GIVEN INSTRUCTION:
Write out the whole listing again, exactly.

Start of ENTRIES SHOWN

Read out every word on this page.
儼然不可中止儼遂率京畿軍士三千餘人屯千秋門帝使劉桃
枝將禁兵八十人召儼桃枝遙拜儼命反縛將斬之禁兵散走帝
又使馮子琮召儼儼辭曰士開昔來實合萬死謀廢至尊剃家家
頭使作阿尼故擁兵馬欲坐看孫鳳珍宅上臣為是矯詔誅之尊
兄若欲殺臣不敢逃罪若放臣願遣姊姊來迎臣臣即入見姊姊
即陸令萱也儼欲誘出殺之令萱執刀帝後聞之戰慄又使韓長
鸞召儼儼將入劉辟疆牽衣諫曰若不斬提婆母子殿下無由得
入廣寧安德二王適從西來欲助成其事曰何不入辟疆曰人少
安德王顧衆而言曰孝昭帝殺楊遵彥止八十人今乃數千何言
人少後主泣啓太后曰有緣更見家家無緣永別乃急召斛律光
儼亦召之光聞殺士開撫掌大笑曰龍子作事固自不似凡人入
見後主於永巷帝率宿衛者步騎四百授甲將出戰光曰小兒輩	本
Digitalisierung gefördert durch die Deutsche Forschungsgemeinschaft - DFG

End of ENTRIES SHOWN

WRITTEN RESPONSE:
Read out every word on this page.
儼然不可中止儼遂率京畿軍士三千餘人屯千秋門帝使劉桃
枝將禁兵八十人召儼桃枝遙拜儼命反縛將斬之禁兵散走帝
又使馮子琮召儼儼辭曰士開昔來實合萬死謀廢至尊剃家家
頭使作阿尼故擁兵馬欲坐看孫鳳珍宅上臣為是矯詔誅之尊
兄若欲殺臣不敢逃罪若放臣願遣姊姊來迎臣臣即入見姊姊
即陸令萱也儼欲誘出殺之令萱執刀帝後聞之戰慄又使韓長
鸞召儼儼將入劉辟疆牽衣諫曰若不斬提婆母子殿下無由得
入廣寧安德二王適從西來欲助成其事曰何不入辟疆曰人少
安德王顧衆而言曰孝昭帝殺楊遵彥止八十人今乃數千何言
人少後主泣啓太后曰有緣更見家家無緣永別乃急召斛律光
儼亦召之光聞殺士開撫掌大笑曰龍子作事固自不似凡人入
見後主於永巷帝率宿衛者步騎四百授甲將出戰光曰小兒輩	本
Digitalisierung gefördert durch die Deutsche Forschungsgemeinschaft - DFG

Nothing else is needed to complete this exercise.